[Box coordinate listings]
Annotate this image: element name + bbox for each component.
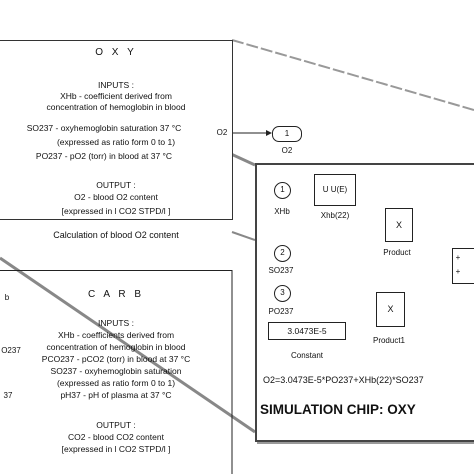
oxy-output-block-label: O2 (281, 146, 293, 155)
inport-2-label: SO237 (268, 266, 294, 275)
oxy-block[interactable] (0, 40, 233, 220)
carb-title: C A R B (87, 289, 144, 300)
product1-block-label: Product1 (372, 336, 406, 345)
fcn-block-label: Xhb(22) (320, 211, 350, 220)
carb-top-divider (0, 270, 232, 271)
oxy-out-port-label: O2 (216, 128, 228, 137)
constant-block-label: Constant (290, 351, 324, 360)
chip-title: SIMULATION CHIP: OXY (260, 402, 416, 417)
oxy-output-line: [expressed in l CO2 STPD/l ] (61, 206, 171, 216)
zoom-line-bottom (0, 256, 256, 434)
inport-3[interactable]: 3 (274, 285, 291, 302)
carb-input-line: SO237 - oxyhemoglobin saturation (50, 366, 182, 376)
oxy-input-line: SO237 - oxyhemoglobin saturation 37 °C (26, 123, 182, 133)
carb-input-line: (expressed as ratio form 0 to 1) (56, 378, 176, 388)
product-block-label: Product (383, 248, 411, 257)
carb-input-line: concentration of hemoglobin in blood (46, 342, 186, 352)
inport-1[interactable]: 1 (274, 182, 291, 199)
sum-plus-sign: + (455, 267, 461, 276)
inport-1-label: XHb (274, 207, 290, 216)
carb-input-line: pH37 - pH of plasma at 37 °C (60, 390, 172, 400)
sum-plus-sign: + (455, 253, 461, 262)
oxy-output-block[interactable]: 1 (272, 126, 302, 142)
oxy-title: O X Y (95, 47, 137, 58)
oxy-output-arrow (266, 130, 272, 136)
oxy-input-line: XHb - coefficient derived from (60, 91, 172, 101)
sum-block[interactable] (452, 248, 474, 284)
inport-2[interactable]: 2 (274, 245, 291, 262)
zoom-line-top-right (231, 39, 474, 111)
constant-block[interactable]: 3.0473E-5 (268, 322, 346, 340)
inport-3-label: PO237 (268, 307, 294, 316)
oxy-output-line: O2 - blood O2 content (74, 192, 158, 202)
oxy-output-heading: OUTPUT : (96, 180, 136, 190)
chip-equation: O2=3.0473E-5*PO237+XHb(22)*SO237 (263, 375, 424, 385)
oxy-input-line: concentration of hemoglobin in blood (46, 102, 186, 112)
carb-inputs-heading: INPUTS : (98, 318, 134, 328)
zoom-line-mid (231, 231, 256, 241)
carb-output-line: [expressed in l CO2 STPD/l ] (61, 444, 171, 454)
carb-output-line: CO2 - blood CO2 content (68, 432, 164, 442)
carb-input-line: XHb - coefficients derived from (57, 330, 175, 340)
oxy-input-line: PO237 - pO2 (torr) in blood at 37 °C (35, 151, 173, 161)
oxy-caption: Calculation of blood O2 content (53, 230, 179, 240)
oxy-inputs-heading: INPUTS : (98, 80, 134, 90)
carb-left-label: b (4, 293, 10, 302)
carb-left-label: 37 (3, 391, 13, 400)
product1-block[interactable]: X (376, 292, 405, 327)
fcn-block[interactable]: U U(E) (314, 174, 356, 206)
carb-left-label: O237 (1, 346, 21, 355)
oxy-input-line: (expressed as ratio form 0 to 1) (56, 137, 176, 147)
product-block[interactable]: X (385, 208, 413, 242)
carb-input-line: PCO237 - pCO2 (torr) in blood at 37 °C (41, 354, 191, 364)
simulation-chip-panel[interactable] (255, 163, 474, 442)
carb-output-heading: OUTPUT : (96, 420, 136, 430)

EXERCISE PROMPT — Print every line of the records above without changing anything, and leave out the pictures.

COMPLETED EXERCISE —
Annotate this image: element name + bbox for each component.
oxy-output-block-label: O2 (281, 146, 293, 155)
inport-2-label: SO237 (268, 266, 294, 275)
oxy-block[interactable] (0, 40, 233, 220)
carb-title: C A R B (87, 289, 144, 300)
product1-block-label: Product1 (372, 336, 406, 345)
fcn-block-label: Xhb(22) (320, 211, 350, 220)
carb-top-divider (0, 270, 232, 271)
oxy-out-port-label: O2 (216, 128, 228, 137)
constant-block-label: Constant (290, 351, 324, 360)
chip-title: SIMULATION CHIP: OXY (260, 402, 416, 417)
oxy-output-line: [expressed in l CO2 STPD/l ] (61, 206, 171, 216)
zoom-line-bottom (0, 256, 256, 434)
inport-3[interactable]: 3 (274, 285, 291, 302)
carb-input-line: SO237 - oxyhemoglobin saturation (50, 366, 182, 376)
oxy-input-line: SO237 - oxyhemoglobin saturation 37 °C (26, 123, 182, 133)
carb-input-line: (expressed as ratio form 0 to 1) (56, 378, 176, 388)
product-block-label: Product (383, 248, 411, 257)
carb-input-line: concentration of hemoglobin in blood (46, 342, 186, 352)
inport-1[interactable]: 1 (274, 182, 291, 199)
sum-plus-sign: + (455, 267, 461, 276)
inport-1-label: XHb (274, 207, 290, 216)
carb-input-line: pH37 - pH of plasma at 37 °C (60, 390, 172, 400)
sum-plus-sign: + (455, 253, 461, 262)
oxy-output-block[interactable]: 1 (272, 126, 302, 142)
oxy-title: O X Y (95, 47, 137, 58)
oxy-output-arrow (266, 130, 272, 136)
oxy-input-line: XHb - coefficient derived from (60, 91, 172, 101)
sum-block[interactable] (452, 248, 474, 284)
inport-2[interactable]: 2 (274, 245, 291, 262)
zoom-line-top-right (231, 39, 474, 111)
constant-block[interactable]: 3.0473E-5 (268, 322, 346, 340)
inport-3-label: PO237 (268, 307, 294, 316)
oxy-output-line: O2 - blood O2 content (74, 192, 158, 202)
oxy-output-heading: OUTPUT : (96, 180, 136, 190)
chip-equation: O2=3.0473E-5*PO237+XHb(22)*SO237 (263, 375, 424, 385)
oxy-input-line: concentration of hemoglobin in blood (46, 102, 186, 112)
carb-inputs-heading: INPUTS : (98, 318, 134, 328)
zoom-line-mid (231, 231, 256, 241)
carb-output-line: [expressed in l CO2 STPD/l ] (61, 444, 171, 454)
carb-output-line: CO2 - blood CO2 content (68, 432, 164, 442)
carb-input-line: XHb - coefficients derived from (57, 330, 175, 340)
oxy-input-line: PO237 - pO2 (torr) in blood at 37 °C (35, 151, 173, 161)
oxy-caption: Calculation of blood O2 content (53, 230, 179, 240)
oxy-inputs-heading: INPUTS : (98, 80, 134, 90)
carb-left-label: b (4, 293, 10, 302)
carb-left-label: 37 (3, 391, 13, 400)
product1-block[interactable]: X (376, 292, 405, 327)
fcn-block[interactable]: U U(E) (314, 174, 356, 206)
carb-left-label: O237 (1, 346, 21, 355)
oxy-input-line: (expressed as ratio form 0 to 1) (56, 137, 176, 147)
product-block[interactable]: X (385, 208, 413, 242)
carb-input-line: PCO237 - pCO2 (torr) in blood at 37 °C (41, 354, 191, 364)
simulation-chip-panel[interactable] (255, 163, 474, 442)
carb-output-heading: OUTPUT : (96, 420, 136, 430)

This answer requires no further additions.